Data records
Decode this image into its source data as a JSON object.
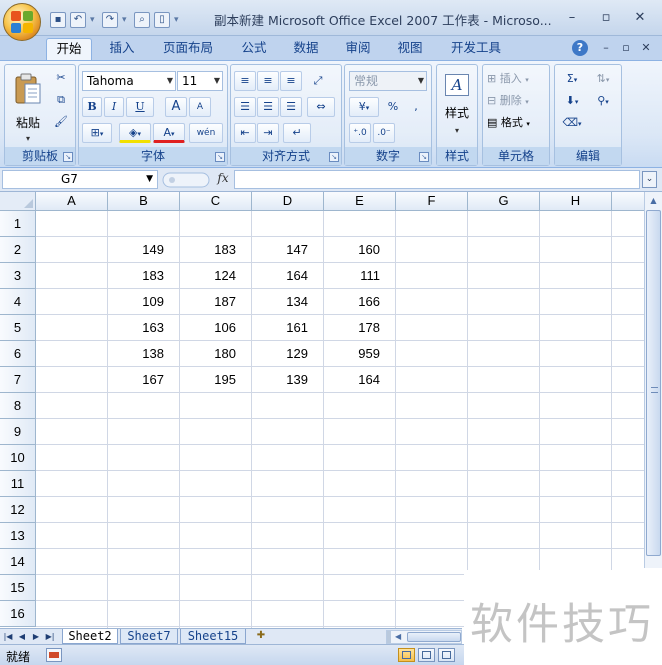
{
  "window": {
    "title": "副本新建 Microsoft Office Excel 2007 工作表 - Microso...",
    "minimize_glyph": "–",
    "restore_glyph": "▫",
    "close_glyph": "✕"
  },
  "quick_access": {
    "icons": [
      "save-icon",
      "undo-icon",
      "redo-icon",
      "print-preview-icon",
      "new-document-icon",
      "customize-qat-icon"
    ]
  },
  "tabs": [
    {
      "label": "开始",
      "active": true
    },
    {
      "label": "插入",
      "active": false
    },
    {
      "label": "页面布局",
      "active": false
    },
    {
      "label": "公式",
      "active": false
    },
    {
      "label": "数据",
      "active": false
    },
    {
      "label": "审阅",
      "active": false
    },
    {
      "label": "视图",
      "active": false
    },
    {
      "label": "开发工具",
      "active": false
    }
  ],
  "ribbon": {
    "clipboard": {
      "label": "剪贴板",
      "paste_label": "粘贴"
    },
    "font": {
      "label": "字体",
      "font_name": "Tahoma",
      "font_size": "11",
      "bold": "B",
      "italic": "I",
      "underline": "U",
      "grow": "A",
      "shrink": "A",
      "font_color": "A",
      "pinyin": "wén"
    },
    "alignment": {
      "label": "对齐方式"
    },
    "number": {
      "label": "数字",
      "format": "常规",
      "percent": "%",
      "comma": ","
    },
    "styles": {
      "label": "样式"
    },
    "cells": {
      "label": "单元格",
      "insert": "插入",
      "delete": "删除",
      "format": "格式"
    },
    "editing": {
      "label": "编辑",
      "sum": "Σ"
    }
  },
  "formula_bar": {
    "name_box": "G7",
    "fx": "fx",
    "formula": ""
  },
  "grid": {
    "columns": [
      "A",
      "B",
      "C",
      "D",
      "E",
      "F",
      "G",
      "H"
    ],
    "rows": [
      "1",
      "2",
      "3",
      "4",
      "5",
      "6",
      "7",
      "8",
      "9",
      "10",
      "11",
      "12",
      "13",
      "14",
      "15",
      "16"
    ],
    "data": [
      [
        "149",
        "183",
        "147",
        "160"
      ],
      [
        "183",
        "124",
        "164",
        "111"
      ],
      [
        "109",
        "187",
        "134",
        "166"
      ],
      [
        "163",
        "106",
        "161",
        "178"
      ],
      [
        "138",
        "180",
        "129",
        "959"
      ],
      [
        "167",
        "195",
        "139",
        "164"
      ]
    ]
  },
  "sheets": [
    {
      "name": "Sheet2",
      "active": true
    },
    {
      "name": "Sheet7",
      "active": false
    },
    {
      "name": "Sheet15",
      "active": false
    }
  ],
  "status": {
    "text": "就绪"
  },
  "watermark": "软件技巧"
}
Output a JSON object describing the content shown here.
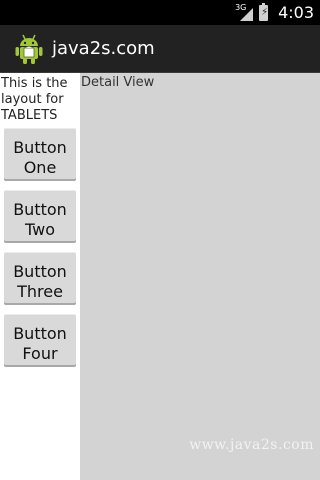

-- OBJECTIVE --
Transcribe the records above verbatim. Do not carry over any picture.

-- RESULT BELOW --
Decode this image into its source data as a JSON object.
{
  "window": {
    "title": "副本新建 Microsoft Office Excel 2007 工作表 - Microso...",
    "minimize_glyph": "–",
    "restore_glyph": "▫",
    "close_glyph": "✕"
  },
  "quick_access": {
    "icons": [
      "save-icon",
      "undo-icon",
      "redo-icon",
      "print-preview-icon",
      "new-document-icon",
      "customize-qat-icon"
    ]
  },
  "tabs": [
    {
      "label": "开始",
      "active": true
    },
    {
      "label": "插入",
      "active": false
    },
    {
      "label": "页面布局",
      "active": false
    },
    {
      "label": "公式",
      "active": false
    },
    {
      "label": "数据",
      "active": false
    },
    {
      "label": "审阅",
      "active": false
    },
    {
      "label": "视图",
      "active": false
    },
    {
      "label": "开发工具",
      "active": false
    }
  ],
  "ribbon": {
    "clipboard": {
      "label": "剪贴板",
      "paste_label": "粘贴"
    },
    "font": {
      "label": "字体",
      "font_name": "Tahoma",
      "font_size": "11",
      "bold": "B",
      "italic": "I",
      "underline": "U",
      "grow": "A",
      "shrink": "A",
      "font_color": "A",
      "pinyin": "wén"
    },
    "alignment": {
      "label": "对齐方式"
    },
    "number": {
      "label": "数字",
      "format": "常规",
      "percent": "%",
      "comma": ","
    },
    "styles": {
      "label": "样式"
    },
    "cells": {
      "label": "单元格",
      "insert": "插入",
      "delete": "删除",
      "format": "格式"
    },
    "editing": {
      "label": "编辑",
      "sum": "Σ"
    }
  },
  "formula_bar": {
    "name_box": "G7",
    "fx": "fx",
    "formula": ""
  },
  "grid": {
    "columns": [
      "A",
      "B",
      "C",
      "D",
      "E",
      "F",
      "G",
      "H"
    ],
    "rows": [
      "1",
      "2",
      "3",
      "4",
      "5",
      "6",
      "7",
      "8",
      "9",
      "10",
      "11",
      "12",
      "13",
      "14",
      "15",
      "16"
    ],
    "data": [
      [
        "149",
        "183",
        "147",
        "160"
      ],
      [
        "183",
        "124",
        "164",
        "111"
      ],
      [
        "109",
        "187",
        "134",
        "166"
      ],
      [
        "163",
        "106",
        "161",
        "178"
      ],
      [
        "138",
        "180",
        "129",
        "959"
      ],
      [
        "167",
        "195",
        "139",
        "164"
      ]
    ]
  },
  "sheets": [
    {
      "name": "Sheet2",
      "active": true
    },
    {
      "name": "Sheet7",
      "active": false
    },
    {
      "name": "Sheet15",
      "active": false
    }
  ],
  "status": {
    "text": "就绪"
  },
  "watermark": "软件技巧"
}
Output a JSON object describing the content shown here.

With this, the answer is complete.